#### WHAT IS REQUIRED
Search the listing below for "belleza". Copy each matching line.

#### AVAILABLE DATA
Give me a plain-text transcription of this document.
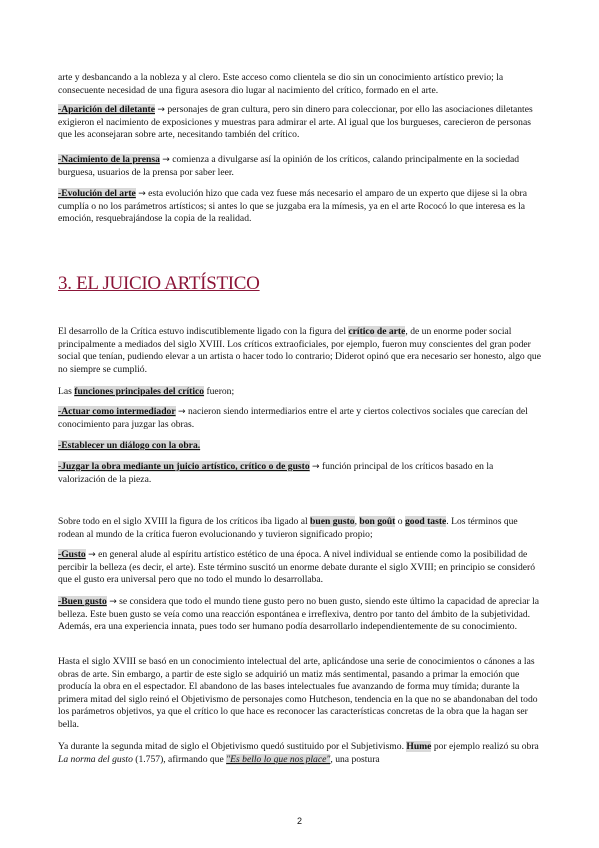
arte y desbancando a la nobleza y al clero. Este acceso como clientela se dio sin un conocimiento artístico previo; la consecuente necesidad de una figura asesora dio lugar al nacimiento del crítico, formado en el arte.

-Aparición del diletante → personajes de gran cultura, pero sin dinero para coleccionar, por ello las asociaciones diletantes exigieron el nacimiento de exposiciones y muestras para admirar el arte. Al igual que los burgueses, carecieron de personas que les aconsejaran sobre arte, necesitando también del crítico.

-Nacimiento de la prensa → comienza a divulgarse así la opinión de los críticos, calando principalmente en la sociedad burguesa, usuarios de la prensa por saber leer.

-Evolución del arte → esta evolución hizo que cada vez fuese más necesario el amparo de un experto que dijese si la obra cumplía o no los parámetros artísticos; si antes lo que se juzgaba era la mímesis, ya en el arte Rococó lo que interesa es la emoción, resquebrajándose la copia de la realidad.

3. EL JUICIO ARTÍSTICO

El desarrollo de la Crítica estuvo indiscutiblemente ligado con la figura del crítico de arte, de un enorme poder social principalmente a mediados del siglo XVIII. Los críticos extraoficiales, por ejemplo, fueron muy conscientes del gran poder social que tenían, pudiendo elevar a un artista o hacer todo lo contrario; Diderot opinó que era necesario ser honesto, algo que no siempre se cumplió.

Las funciones principales del crítico fueron;

-Actuar como intermediador → nacieron siendo intermediarios entre el arte y ciertos colectivos sociales que carecían del conocimiento para juzgar las obras.

-Establecer un diálogo con la obra.

-Juzgar la obra mediante un juicio artístico, crítico o de gusto → función principal de los críticos basado en la valorización de la pieza.

Sobre todo en el siglo XVIII la figura de los críticos iba ligado al buen gusto, bon goût o good taste. Los términos que rodean al mundo de la crítica fueron evolucionando y tuvieron significado propio;

-Gusto → en general alude al espíritu artístico estético de una época. A nivel individual se entiende como la posibilidad de percibir la belleza (es decir, el arte). Este término suscitó un enorme debate durante el siglo XVIII; en principio se consideró que el gusto era universal pero que no todo el mundo lo desarrollaba.

-Buen gusto → se considera que todo el mundo tiene gusto pero no buen gusto, siendo este último la capacidad de apreciar la belleza. Este buen gusto se veía como una reacción espontánea e irreflexiva, dentro por tanto del ámbito de la subjetividad. Además, era una experiencia innata, pues todo ser humano podía desarrollarlo independientemente de su conocimiento.

Hasta el siglo XVIII se basó en un conocimiento intelectual del arte, aplicándose una serie de conocimientos o cánones a las obras de arte. Sin embargo, a partir de este siglo se adquirió un matiz más sentimental, pasando a primar la emoción que producía la obra en el espectador. El abandono de las bases intelectuales fue avanzando de forma muy tímida; durante la primera mitad del siglo reinó el Objetivismo de personajes como Hutcheson, tendencia en la que no se abandonaban del todo los parámetros objetivos, ya que el crítico lo que hace es reconocer las características concretas de la obra que la hagan ser bella.

Ya durante la segunda mitad de siglo el Objetivismo quedó sustituido por el Subjetivismo. Hume por ejemplo realizó su obra La norma del gusto (1.757), afirmando que "Es bello lo que nos place", una postura

2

#### EXERCISE OUTPUT
-Gusto → en general alude al espíritu artístico estético de una época. A nivel individual se entiende como la posibilidad de percibir la belleza (es decir, el arte). Este término suscitó un enorme debate durante el siglo XVIII; en principio se consideró que el gusto era universal pero que no todo el mundo lo desarrollaba.
-Buen gusto → se considera que todo el mundo tiene gusto pero no buen gusto, siendo este último la capacidad de apreciar la belleza. Este buen gusto se veía como una reacción espontánea e irreflexiva, dentro por tanto del ámbito de la subjetividad. Además, era una experiencia innata, pues todo ser humano podía desarrollarlo independientemente de su conocimiento.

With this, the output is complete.